SUPPLIED DATA:
────────
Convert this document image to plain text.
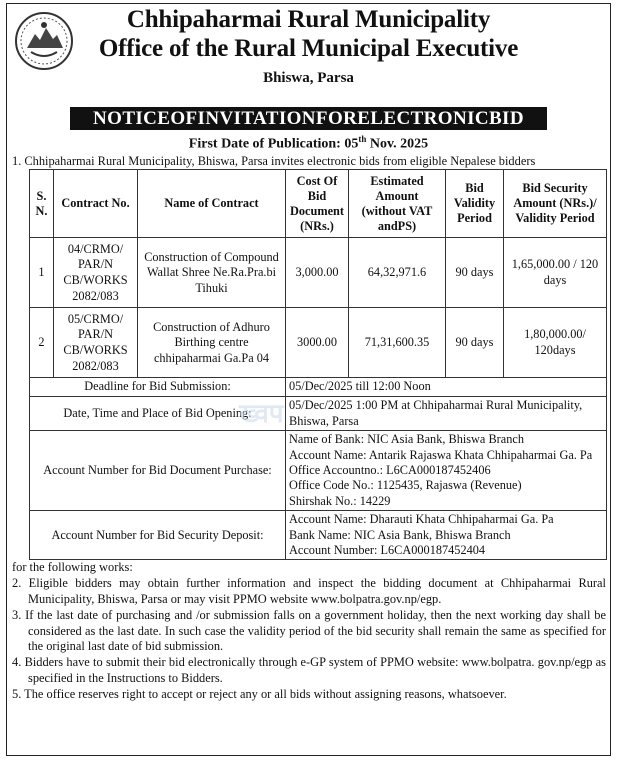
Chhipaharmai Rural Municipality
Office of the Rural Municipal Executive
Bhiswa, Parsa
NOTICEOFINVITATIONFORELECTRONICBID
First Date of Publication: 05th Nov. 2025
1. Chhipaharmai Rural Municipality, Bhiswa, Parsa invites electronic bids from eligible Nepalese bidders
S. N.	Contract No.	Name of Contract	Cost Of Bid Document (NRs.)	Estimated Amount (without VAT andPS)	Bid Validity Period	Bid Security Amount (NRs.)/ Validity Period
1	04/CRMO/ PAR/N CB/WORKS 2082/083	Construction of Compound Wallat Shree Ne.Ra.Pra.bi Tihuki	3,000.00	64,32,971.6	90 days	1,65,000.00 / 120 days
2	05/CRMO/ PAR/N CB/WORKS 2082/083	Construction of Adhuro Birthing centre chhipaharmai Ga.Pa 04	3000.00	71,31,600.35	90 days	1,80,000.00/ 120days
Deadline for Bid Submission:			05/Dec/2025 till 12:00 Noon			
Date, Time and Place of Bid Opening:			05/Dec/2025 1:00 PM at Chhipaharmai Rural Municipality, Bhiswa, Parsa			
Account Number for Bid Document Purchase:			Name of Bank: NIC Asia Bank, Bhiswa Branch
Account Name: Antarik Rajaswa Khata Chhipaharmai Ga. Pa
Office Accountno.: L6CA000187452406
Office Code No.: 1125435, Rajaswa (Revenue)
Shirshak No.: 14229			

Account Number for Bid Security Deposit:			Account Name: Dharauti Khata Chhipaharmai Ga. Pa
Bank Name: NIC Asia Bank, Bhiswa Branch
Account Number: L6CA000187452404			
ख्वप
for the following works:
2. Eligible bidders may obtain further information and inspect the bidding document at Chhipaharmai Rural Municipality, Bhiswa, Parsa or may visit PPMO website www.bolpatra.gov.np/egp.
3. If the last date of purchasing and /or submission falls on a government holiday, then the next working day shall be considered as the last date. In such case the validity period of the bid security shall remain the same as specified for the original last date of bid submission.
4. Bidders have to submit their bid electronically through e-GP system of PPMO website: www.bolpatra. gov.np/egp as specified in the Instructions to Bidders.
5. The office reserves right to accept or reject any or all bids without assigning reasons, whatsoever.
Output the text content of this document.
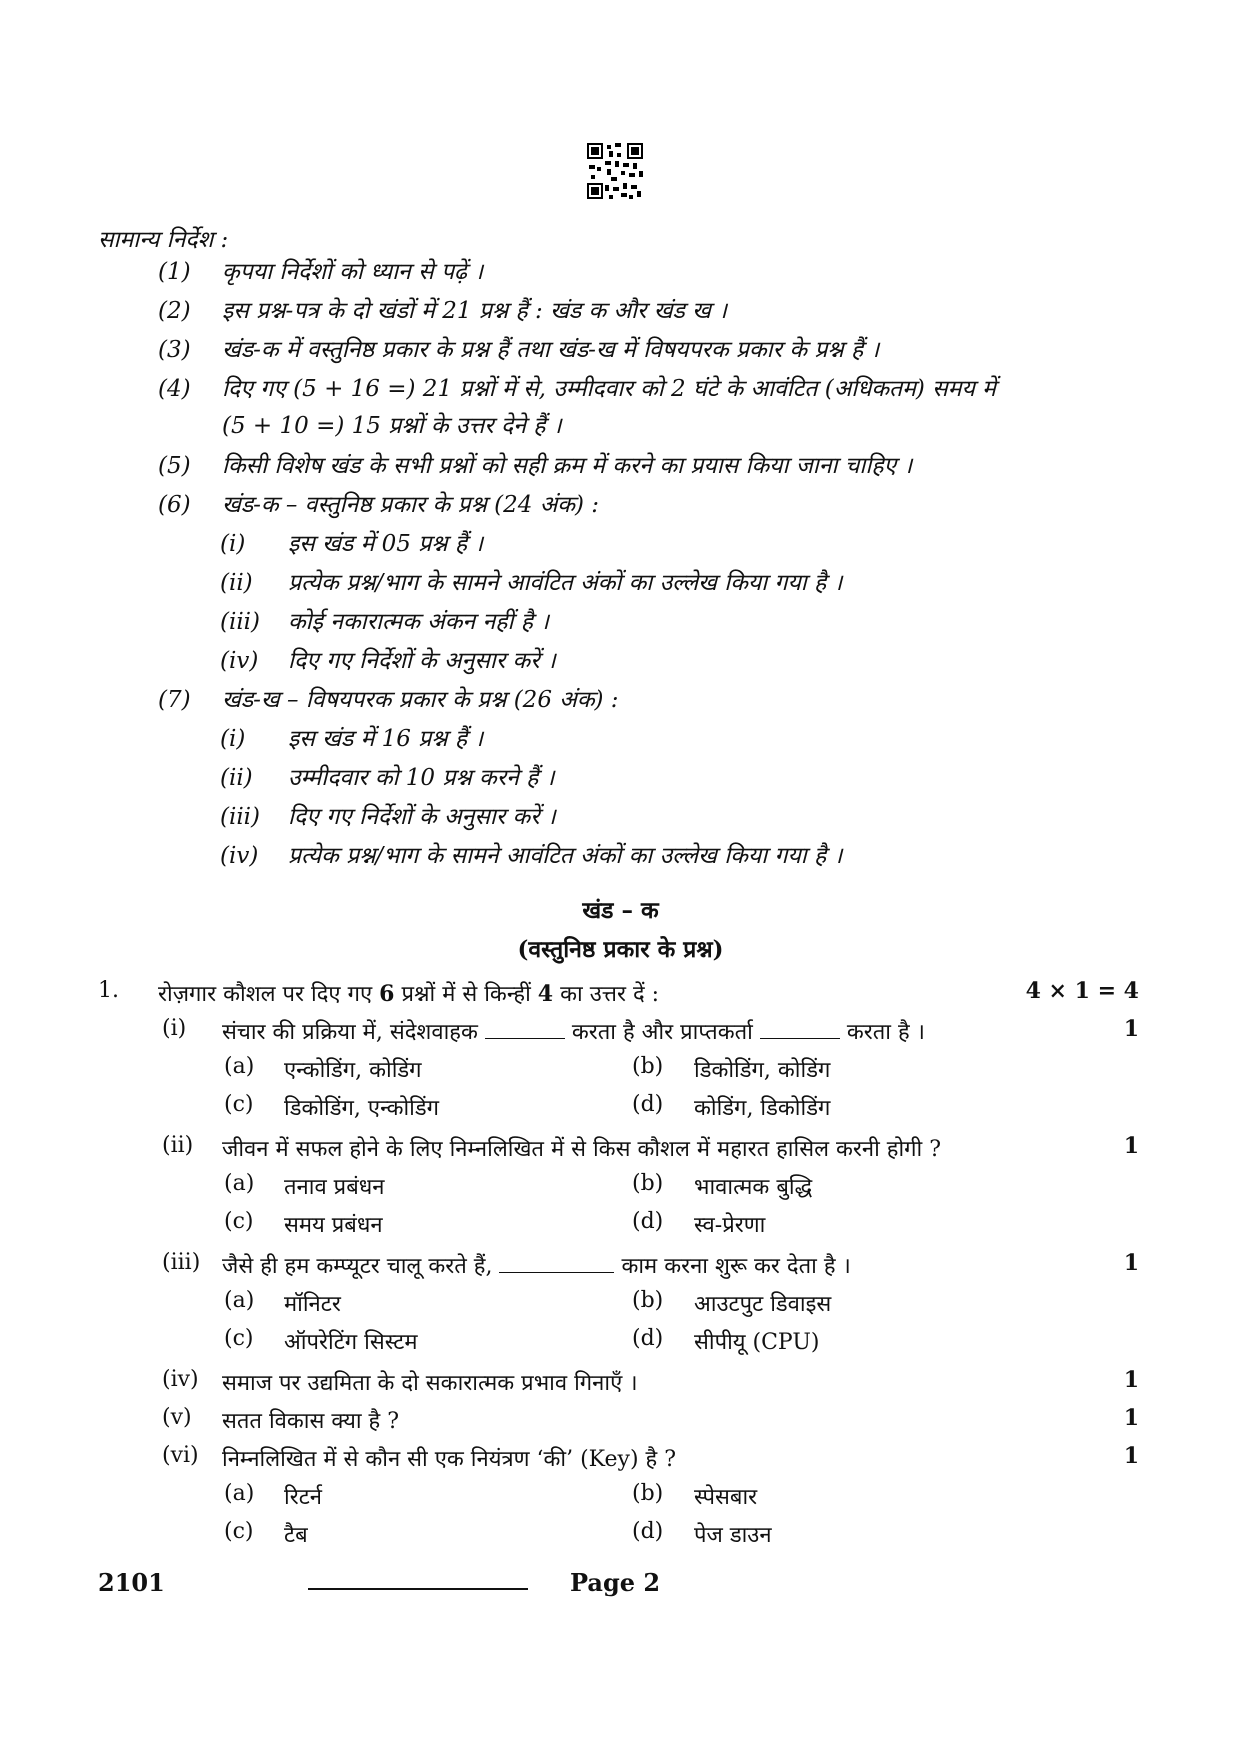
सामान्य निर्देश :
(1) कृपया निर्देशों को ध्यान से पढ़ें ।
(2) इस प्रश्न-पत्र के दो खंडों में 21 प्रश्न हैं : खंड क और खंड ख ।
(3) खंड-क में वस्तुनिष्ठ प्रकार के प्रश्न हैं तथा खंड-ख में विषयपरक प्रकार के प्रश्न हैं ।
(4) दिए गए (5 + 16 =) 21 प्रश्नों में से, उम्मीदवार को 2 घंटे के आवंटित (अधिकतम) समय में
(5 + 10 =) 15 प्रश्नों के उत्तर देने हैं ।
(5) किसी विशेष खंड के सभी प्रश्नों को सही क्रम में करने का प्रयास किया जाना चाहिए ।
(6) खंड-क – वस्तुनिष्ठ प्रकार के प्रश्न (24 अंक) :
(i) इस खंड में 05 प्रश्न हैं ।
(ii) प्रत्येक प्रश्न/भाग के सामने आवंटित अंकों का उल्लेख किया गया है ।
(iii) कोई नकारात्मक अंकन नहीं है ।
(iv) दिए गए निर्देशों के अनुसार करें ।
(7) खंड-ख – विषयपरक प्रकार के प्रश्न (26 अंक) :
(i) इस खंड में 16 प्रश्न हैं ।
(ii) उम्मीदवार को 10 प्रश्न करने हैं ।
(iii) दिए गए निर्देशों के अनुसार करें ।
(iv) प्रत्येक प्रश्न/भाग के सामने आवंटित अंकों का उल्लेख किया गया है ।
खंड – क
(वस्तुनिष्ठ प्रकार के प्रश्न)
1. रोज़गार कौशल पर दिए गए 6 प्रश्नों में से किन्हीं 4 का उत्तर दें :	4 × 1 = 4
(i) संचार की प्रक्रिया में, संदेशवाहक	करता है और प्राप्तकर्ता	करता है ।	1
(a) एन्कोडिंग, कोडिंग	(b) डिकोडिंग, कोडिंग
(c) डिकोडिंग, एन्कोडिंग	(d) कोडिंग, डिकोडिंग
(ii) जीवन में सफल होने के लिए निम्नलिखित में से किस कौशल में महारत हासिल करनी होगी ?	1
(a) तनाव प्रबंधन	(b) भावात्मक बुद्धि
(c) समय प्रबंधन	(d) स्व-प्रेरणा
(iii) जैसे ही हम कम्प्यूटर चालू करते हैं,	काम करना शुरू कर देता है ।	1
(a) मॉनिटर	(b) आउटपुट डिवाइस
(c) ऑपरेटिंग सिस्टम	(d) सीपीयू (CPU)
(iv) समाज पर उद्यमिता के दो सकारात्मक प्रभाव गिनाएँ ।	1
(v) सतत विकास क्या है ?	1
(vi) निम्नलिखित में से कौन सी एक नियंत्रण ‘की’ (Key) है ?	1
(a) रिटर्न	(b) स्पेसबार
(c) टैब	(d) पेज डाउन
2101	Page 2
────────
The pictures in the entries should be left out; output everything else exactly.

WRITTEN REPLY:
Convert this document image to plain text.
Chhipaharmai Rural Municipality
Office of the Rural Municipal Executive
Bhiswa, Parsa
NOTICEOFINVITATIONFORELECTRONICBID
First Date of Publication: 05th Nov. 2025
1. Chhipaharmai Rural Municipality, Bhiswa, Parsa invites electronic bids from eligible Nepalese bidders
S. N.	Contract No.	Name of Contract	Cost Of Bid Document (NRs.)	Estimated Amount (without VAT andPS)	Bid Validity Period	Bid Security Amount (NRs.)/ Validity Period
1	04/CRMO/ PAR/N CB/WORKS 2082/083	Construction of Compound Wallat Shree Ne.Ra.Pra.bi Tihuki	3,000.00	64,32,971.6	90 days	1,65,000.00 / 120 days
2	05/CRMO/ PAR/N CB/WORKS 2082/083	Construction of Adhuro Birthing centre chhipaharmai Ga.Pa 04	3000.00	71,31,600.35	90 days	1,80,000.00/ 120days
Deadline for Bid Submission:			05/Dec/2025 till 12:00 Noon			
Date, Time and Place of Bid Opening:			05/Dec/2025 1:00 PM at Chhipaharmai Rural Municipality, Bhiswa, Parsa			
Account Number for Bid Document Purchase:			Name of Bank: NIC Asia Bank, Bhiswa Branch
Account Name: Antarik Rajaswa Khata Chhipaharmai Ga. Pa
Office Accountno.: L6CA000187452406
Office Code No.: 1125435, Rajaswa (Revenue)
Shirshak No.: 14229			

Account Number for Bid Security Deposit:			Account Name: Dharauti Khata Chhipaharmai Ga. Pa
Bank Name: NIC Asia Bank, Bhiswa Branch
Account Number: L6CA000187452404			
ख्वप
for the following works:
2. Eligible bidders may obtain further information and inspect the bidding document at Chhipaharmai Rural Municipality, Bhiswa, Parsa or may visit PPMO website www.bolpatra.gov.np/egp.
3. If the last date of purchasing and /or submission falls on a government holiday, then the next working day shall be considered as the last date. In such case the validity period of the bid security shall remain the same as specified for the original last date of bid submission.
4. Bidders have to submit their bid electronically through e-GP system of PPMO website: www.bolpatra. gov.np/egp as specified in the Instructions to Bidders.
5. The office reserves right to accept or reject any or all bids without assigning reasons, whatsoever.
Output the text content of this document.
सामान्य निर्देश :
(1) कृपया निर्देशों को ध्यान से पढ़ें ।
(2) इस प्रश्न-पत्र के दो खंडों में 21 प्रश्न हैं : खंड क और खंड ख ।
(3) खंड-क में वस्तुनिष्ठ प्रकार के प्रश्न हैं तथा खंड-ख में विषयपरक प्रकार के प्रश्न हैं ।
(4) दिए गए (5 + 16 =) 21 प्रश्नों में से, उम्मीदवार को 2 घंटे के आवंटित (अधिकतम) समय में
(5 + 10 =) 15 प्रश्नों के उत्तर देने हैं ।
(5) किसी विशेष खंड के सभी प्रश्नों को सही क्रम में करने का प्रयास किया जाना चाहिए ।
(6) खंड-क – वस्तुनिष्ठ प्रकार के प्रश्न (24 अंक) :
(i) इस खंड में 05 प्रश्न हैं ।
(ii) प्रत्येक प्रश्न/भाग के सामने आवंटित अंकों का उल्लेख किया गया है ।
(iii) कोई नकारात्मक अंकन नहीं है ।
(iv) दिए गए निर्देशों के अनुसार करें ।
(7) खंड-ख – विषयपरक प्रकार के प्रश्न (26 अंक) :
(i) इस खंड में 16 प्रश्न हैं ।
(ii) उम्मीदवार को 10 प्रश्न करने हैं ।
(iii) दिए गए निर्देशों के अनुसार करें ।
(iv) प्रत्येक प्रश्न/भाग के सामने आवंटित अंकों का उल्लेख किया गया है ।
खंड – क
(वस्तुनिष्ठ प्रकार के प्रश्न)
1. रोज़गार कौशल पर दिए गए 6 प्रश्नों में से किन्हीं 4 का उत्तर दें :	4 × 1 = 4
(i) संचार की प्रक्रिया में, संदेशवाहक	करता है और प्राप्तकर्ता	करता है ।	1
(a) एन्कोडिंग, कोडिंग	(b) डिकोडिंग, कोडिंग
(c) डिकोडिंग, एन्कोडिंग	(d) कोडिंग, डिकोडिंग
(ii) जीवन में सफल होने के लिए निम्नलिखित में से किस कौशल में महारत हासिल करनी होगी ?	1
(a) तनाव प्रबंधन	(b) भावात्मक बुद्धि
(c) समय प्रबंधन	(d) स्व-प्रेरणा
(iii) जैसे ही हम कम्प्यूटर चालू करते हैं,	काम करना शुरू कर देता है ।	1
(a) मॉनिटर	(b) आउटपुट डिवाइस
(c) ऑपरेटिंग सिस्टम	(d) सीपीयू (CPU)
(iv) समाज पर उद्यमिता के दो सकारात्मक प्रभाव गिनाएँ ।	1
(v) सतत विकास क्या है ?	1
(vi) निम्नलिखित में से कौन सी एक नियंत्रण ‘की’ (Key) है ?	1
(a) रिटर्न	(b) स्पेसबार
(c) टैब	(d) पेज डाउन
2101	Page 2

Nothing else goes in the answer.